- **WHAT IS ASKED**: Copy out the data exactly, leaving the pictures behind.

- **SOURCE MATERIAL**:
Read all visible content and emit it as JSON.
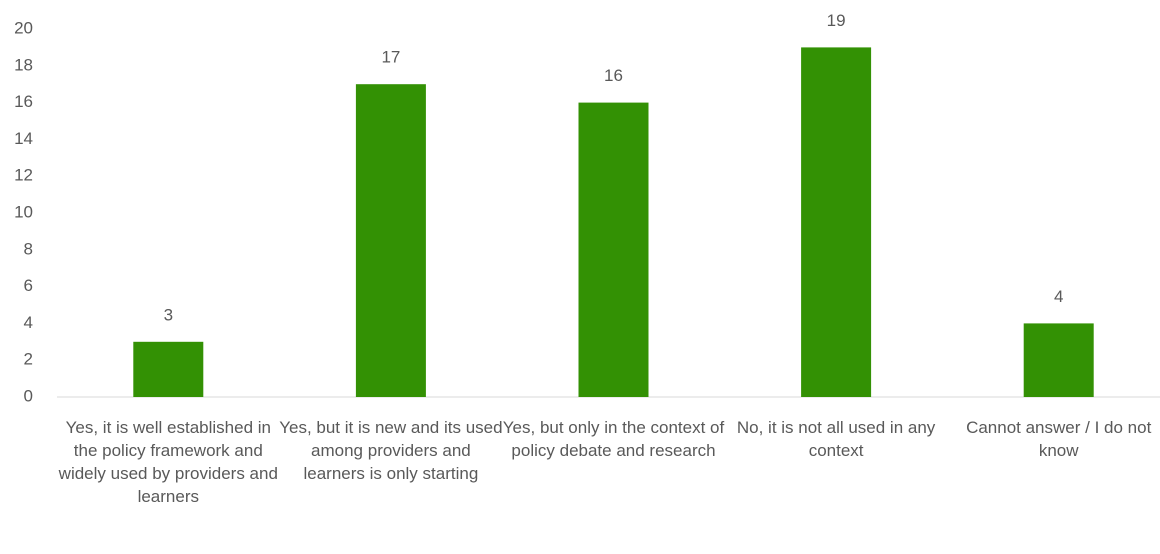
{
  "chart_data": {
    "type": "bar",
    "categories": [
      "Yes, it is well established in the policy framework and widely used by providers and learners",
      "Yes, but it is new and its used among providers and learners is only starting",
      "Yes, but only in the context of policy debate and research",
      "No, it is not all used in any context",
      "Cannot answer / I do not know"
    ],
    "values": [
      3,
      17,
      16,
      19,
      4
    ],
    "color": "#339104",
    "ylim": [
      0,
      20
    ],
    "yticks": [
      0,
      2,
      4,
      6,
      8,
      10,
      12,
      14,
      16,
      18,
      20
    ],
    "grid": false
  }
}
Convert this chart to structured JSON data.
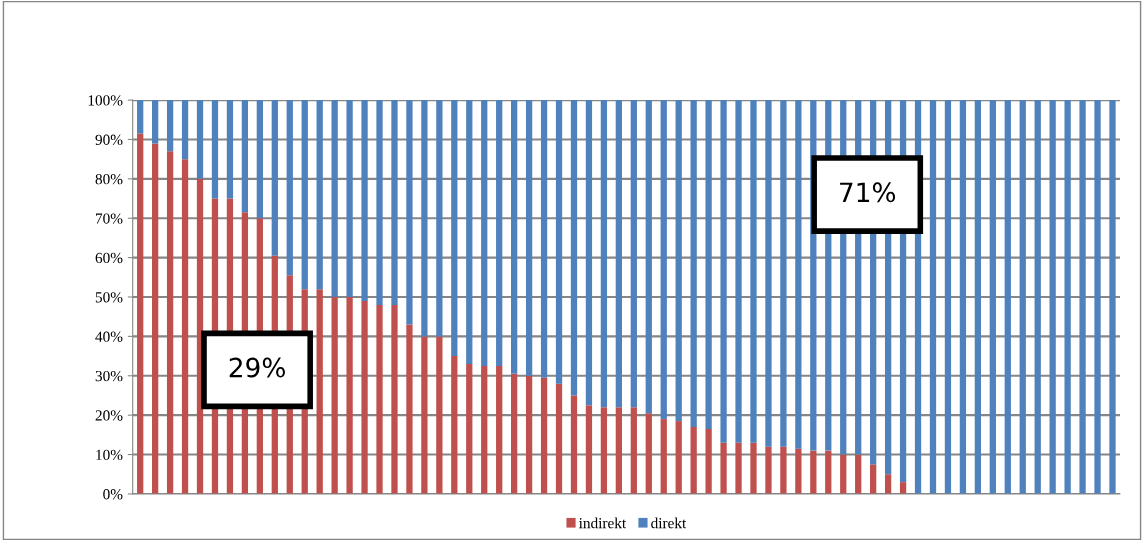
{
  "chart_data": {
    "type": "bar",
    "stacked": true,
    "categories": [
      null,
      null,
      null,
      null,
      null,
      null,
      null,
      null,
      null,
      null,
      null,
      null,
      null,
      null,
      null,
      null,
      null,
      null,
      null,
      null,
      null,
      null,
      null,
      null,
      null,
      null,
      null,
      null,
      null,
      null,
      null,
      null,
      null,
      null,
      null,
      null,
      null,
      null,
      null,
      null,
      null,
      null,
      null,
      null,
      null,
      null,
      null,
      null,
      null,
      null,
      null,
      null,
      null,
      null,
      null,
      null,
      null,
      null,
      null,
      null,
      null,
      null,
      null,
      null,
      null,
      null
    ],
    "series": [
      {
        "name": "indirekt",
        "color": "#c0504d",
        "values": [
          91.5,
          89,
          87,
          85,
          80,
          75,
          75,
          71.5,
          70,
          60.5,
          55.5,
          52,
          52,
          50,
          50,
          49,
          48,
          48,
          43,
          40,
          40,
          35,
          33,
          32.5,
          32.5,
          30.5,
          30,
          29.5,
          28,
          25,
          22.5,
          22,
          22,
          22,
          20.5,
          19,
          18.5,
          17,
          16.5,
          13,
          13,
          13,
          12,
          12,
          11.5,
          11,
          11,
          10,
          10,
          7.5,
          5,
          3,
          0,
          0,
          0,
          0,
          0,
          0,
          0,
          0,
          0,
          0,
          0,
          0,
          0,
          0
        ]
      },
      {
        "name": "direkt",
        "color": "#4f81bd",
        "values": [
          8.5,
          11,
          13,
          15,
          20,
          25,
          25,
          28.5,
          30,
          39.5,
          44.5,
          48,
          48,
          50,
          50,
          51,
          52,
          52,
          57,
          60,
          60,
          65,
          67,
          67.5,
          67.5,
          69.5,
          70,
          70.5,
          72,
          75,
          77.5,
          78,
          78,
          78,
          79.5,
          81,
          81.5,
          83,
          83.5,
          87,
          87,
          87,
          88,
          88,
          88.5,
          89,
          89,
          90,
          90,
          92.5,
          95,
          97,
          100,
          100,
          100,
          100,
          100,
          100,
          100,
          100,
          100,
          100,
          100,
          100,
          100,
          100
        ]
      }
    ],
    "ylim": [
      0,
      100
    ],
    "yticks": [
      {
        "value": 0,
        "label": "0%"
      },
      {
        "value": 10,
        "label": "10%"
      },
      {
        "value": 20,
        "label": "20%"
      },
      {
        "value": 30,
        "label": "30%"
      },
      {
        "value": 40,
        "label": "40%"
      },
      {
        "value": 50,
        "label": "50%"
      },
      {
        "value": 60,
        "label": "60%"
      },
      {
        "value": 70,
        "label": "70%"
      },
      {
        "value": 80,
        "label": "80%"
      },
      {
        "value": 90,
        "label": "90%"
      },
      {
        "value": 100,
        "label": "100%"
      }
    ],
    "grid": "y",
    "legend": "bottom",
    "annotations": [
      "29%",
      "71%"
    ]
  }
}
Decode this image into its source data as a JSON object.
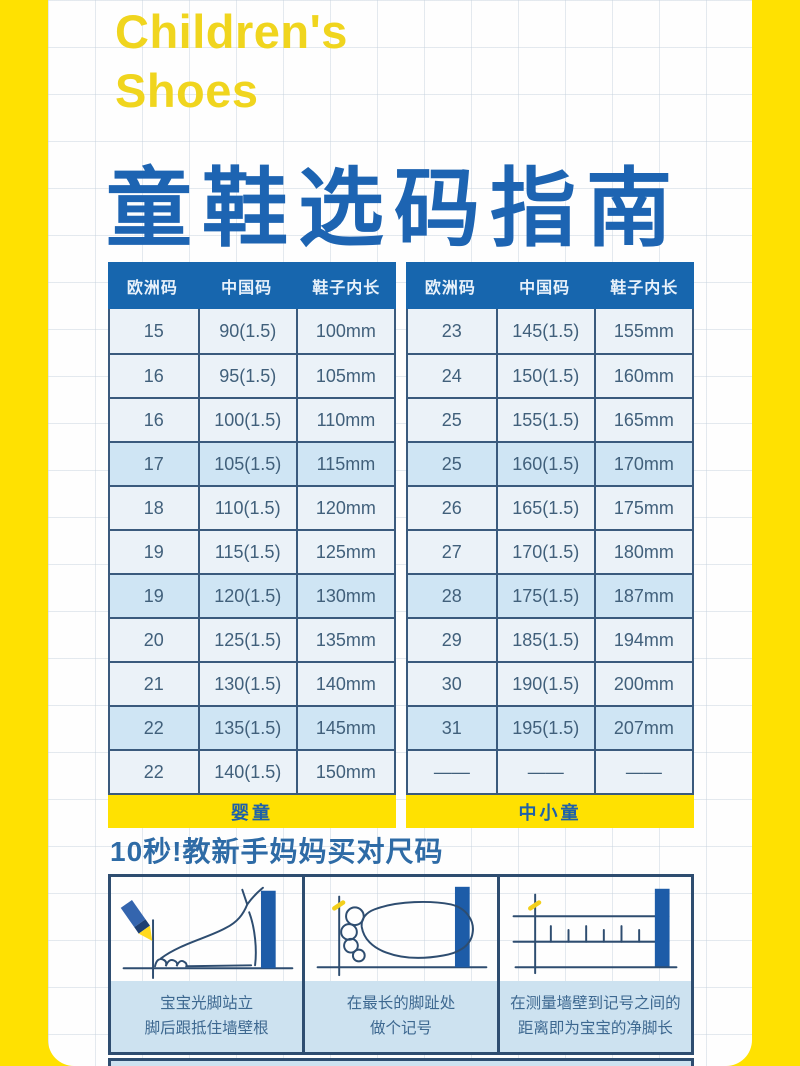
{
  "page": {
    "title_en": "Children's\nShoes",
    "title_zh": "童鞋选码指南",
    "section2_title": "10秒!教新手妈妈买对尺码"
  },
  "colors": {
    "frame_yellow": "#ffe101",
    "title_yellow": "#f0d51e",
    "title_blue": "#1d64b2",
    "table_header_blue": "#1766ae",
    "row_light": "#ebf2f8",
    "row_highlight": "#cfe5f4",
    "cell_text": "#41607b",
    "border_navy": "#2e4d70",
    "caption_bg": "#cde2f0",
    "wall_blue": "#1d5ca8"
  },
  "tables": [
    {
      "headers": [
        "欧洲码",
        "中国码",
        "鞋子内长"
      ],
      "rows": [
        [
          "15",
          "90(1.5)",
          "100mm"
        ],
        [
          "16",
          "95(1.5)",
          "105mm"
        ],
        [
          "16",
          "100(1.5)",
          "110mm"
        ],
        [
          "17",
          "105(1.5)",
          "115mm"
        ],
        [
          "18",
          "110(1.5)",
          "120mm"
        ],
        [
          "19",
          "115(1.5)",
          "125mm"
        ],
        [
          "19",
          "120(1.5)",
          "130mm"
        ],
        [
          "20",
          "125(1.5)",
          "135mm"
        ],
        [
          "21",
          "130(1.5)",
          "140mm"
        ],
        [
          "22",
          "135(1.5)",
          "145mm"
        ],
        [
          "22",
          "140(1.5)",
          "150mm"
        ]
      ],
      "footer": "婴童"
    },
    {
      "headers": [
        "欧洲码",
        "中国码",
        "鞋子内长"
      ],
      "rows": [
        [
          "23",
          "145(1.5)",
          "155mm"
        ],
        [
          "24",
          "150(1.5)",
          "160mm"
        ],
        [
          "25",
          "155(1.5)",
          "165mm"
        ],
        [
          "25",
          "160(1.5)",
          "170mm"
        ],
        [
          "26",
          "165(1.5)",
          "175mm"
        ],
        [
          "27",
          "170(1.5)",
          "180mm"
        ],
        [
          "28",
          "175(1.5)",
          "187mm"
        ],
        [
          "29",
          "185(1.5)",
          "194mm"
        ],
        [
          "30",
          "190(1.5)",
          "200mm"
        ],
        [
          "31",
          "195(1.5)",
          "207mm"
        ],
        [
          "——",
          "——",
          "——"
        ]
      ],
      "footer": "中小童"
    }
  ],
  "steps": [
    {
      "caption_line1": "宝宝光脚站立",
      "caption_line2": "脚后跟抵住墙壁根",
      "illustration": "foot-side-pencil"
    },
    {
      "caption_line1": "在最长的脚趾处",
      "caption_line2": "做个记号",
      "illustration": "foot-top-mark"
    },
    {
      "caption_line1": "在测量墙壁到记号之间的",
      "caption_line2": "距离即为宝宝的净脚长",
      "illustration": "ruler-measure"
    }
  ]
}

- **SOLUTION TO THE PROBLEM**:
Read all visible content and emit it as JSON.
{
  "chart_data": {
    "type": "bar",
    "categories": [
      "Yes, it is well established in the policy framework and widely used by providers and learners",
      "Yes, but it is new and its used among providers and learners is only starting",
      "Yes, but only in the context of policy debate and research",
      "No, it is not all used in any context",
      "Cannot answer / I do not know"
    ],
    "values": [
      3,
      17,
      16,
      19,
      4
    ],
    "color": "#339104",
    "ylim": [
      0,
      20
    ],
    "yticks": [
      0,
      2,
      4,
      6,
      8,
      10,
      12,
      14,
      16,
      18,
      20
    ],
    "grid": false
  }
}
Convert this chart to structured JSON data.
{
  "chart_data": {
    "type": "bar",
    "stacked": true,
    "categories": [
      null,
      null,
      null,
      null,
      null,
      null,
      null,
      null,
      null,
      null,
      null,
      null,
      null,
      null,
      null,
      null,
      null,
      null,
      null,
      null,
      null,
      null,
      null,
      null,
      null,
      null,
      null,
      null,
      null,
      null,
      null,
      null,
      null,
      null,
      null,
      null,
      null,
      null,
      null,
      null,
      null,
      null,
      null,
      null,
      null,
      null,
      null,
      null,
      null,
      null,
      null,
      null,
      null,
      null,
      null,
      null,
      null,
      null,
      null,
      null,
      null,
      null,
      null,
      null,
      null,
      null
    ],
    "series": [
      {
        "name": "indirekt",
        "color": "#c0504d",
        "values": [
          91.5,
          89,
          87,
          85,
          80,
          75,
          75,
          71.5,
          70,
          60.5,
          55.5,
          52,
          52,
          50,
          50,
          49,
          48,
          48,
          43,
          40,
          40,
          35,
          33,
          32.5,
          32.5,
          30.5,
          30,
          29.5,
          28,
          25,
          22.5,
          22,
          22,
          22,
          20.5,
          19,
          18.5,
          17,
          16.5,
          13,
          13,
          13,
          12,
          12,
          11.5,
          11,
          11,
          10,
          10,
          7.5,
          5,
          3,
          0,
          0,
          0,
          0,
          0,
          0,
          0,
          0,
          0,
          0,
          0,
          0,
          0,
          0
        ]
      },
      {
        "name": "direkt",
        "color": "#4f81bd",
        "values": [
          8.5,
          11,
          13,
          15,
          20,
          25,
          25,
          28.5,
          30,
          39.5,
          44.5,
          48,
          48,
          50,
          50,
          51,
          52,
          52,
          57,
          60,
          60,
          65,
          67,
          67.5,
          67.5,
          69.5,
          70,
          70.5,
          72,
          75,
          77.5,
          78,
          78,
          78,
          79.5,
          81,
          81.5,
          83,
          83.5,
          87,
          87,
          87,
          88,
          88,
          88.5,
          89,
          89,
          90,
          90,
          92.5,
          95,
          97,
          100,
          100,
          100,
          100,
          100,
          100,
          100,
          100,
          100,
          100,
          100,
          100,
          100,
          100
        ]
      }
    ],
    "ylim": [
      0,
      100
    ],
    "yticks": [
      {
        "value": 0,
        "label": "0%"
      },
      {
        "value": 10,
        "label": "10%"
      },
      {
        "value": 20,
        "label": "20%"
      },
      {
        "value": 30,
        "label": "30%"
      },
      {
        "value": 40,
        "label": "40%"
      },
      {
        "value": 50,
        "label": "50%"
      },
      {
        "value": 60,
        "label": "60%"
      },
      {
        "value": 70,
        "label": "70%"
      },
      {
        "value": 80,
        "label": "80%"
      },
      {
        "value": 90,
        "label": "90%"
      },
      {
        "value": 100,
        "label": "100%"
      }
    ],
    "grid": "y",
    "legend": "bottom",
    "annotations": [
      "29%",
      "71%"
    ]
  }
}
Decode this image into its source data as a JSON object.
{
  "page": {
    "title_en": "Children's\nShoes",
    "title_zh": "童鞋选码指南",
    "section2_title": "10秒!教新手妈妈买对尺码"
  },
  "colors": {
    "frame_yellow": "#ffe101",
    "title_yellow": "#f0d51e",
    "title_blue": "#1d64b2",
    "table_header_blue": "#1766ae",
    "row_light": "#ebf2f8",
    "row_highlight": "#cfe5f4",
    "cell_text": "#41607b",
    "border_navy": "#2e4d70",
    "caption_bg": "#cde2f0",
    "wall_blue": "#1d5ca8"
  },
  "tables": [
    {
      "headers": [
        "欧洲码",
        "中国码",
        "鞋子内长"
      ],
      "rows": [
        [
          "15",
          "90(1.5)",
          "100mm"
        ],
        [
          "16",
          "95(1.5)",
          "105mm"
        ],
        [
          "16",
          "100(1.5)",
          "110mm"
        ],
        [
          "17",
          "105(1.5)",
          "115mm"
        ],
        [
          "18",
          "110(1.5)",
          "120mm"
        ],
        [
          "19",
          "115(1.5)",
          "125mm"
        ],
        [
          "19",
          "120(1.5)",
          "130mm"
        ],
        [
          "20",
          "125(1.5)",
          "135mm"
        ],
        [
          "21",
          "130(1.5)",
          "140mm"
        ],
        [
          "22",
          "135(1.5)",
          "145mm"
        ],
        [
          "22",
          "140(1.5)",
          "150mm"
        ]
      ],
      "footer": "婴童"
    },
    {
      "headers": [
        "欧洲码",
        "中国码",
        "鞋子内长"
      ],
      "rows": [
        [
          "23",
          "145(1.5)",
          "155mm"
        ],
        [
          "24",
          "150(1.5)",
          "160mm"
        ],
        [
          "25",
          "155(1.5)",
          "165mm"
        ],
        [
          "25",
          "160(1.5)",
          "170mm"
        ],
        [
          "26",
          "165(1.5)",
          "175mm"
        ],
        [
          "27",
          "170(1.5)",
          "180mm"
        ],
        [
          "28",
          "175(1.5)",
          "187mm"
        ],
        [
          "29",
          "185(1.5)",
          "194mm"
        ],
        [
          "30",
          "190(1.5)",
          "200mm"
        ],
        [
          "31",
          "195(1.5)",
          "207mm"
        ],
        [
          "——",
          "——",
          "——"
        ]
      ],
      "footer": "中小童"
    }
  ],
  "steps": [
    {
      "caption_line1": "宝宝光脚站立",
      "caption_line2": "脚后跟抵住墙壁根",
      "illustration": "foot-side-pencil"
    },
    {
      "caption_line1": "在最长的脚趾处",
      "caption_line2": "做个记号",
      "illustration": "foot-top-mark"
    },
    {
      "caption_line1": "在测量墙壁到记号之间的",
      "caption_line2": "距离即为宝宝的净脚长",
      "illustration": "ruler-measure"
    }
  ]
}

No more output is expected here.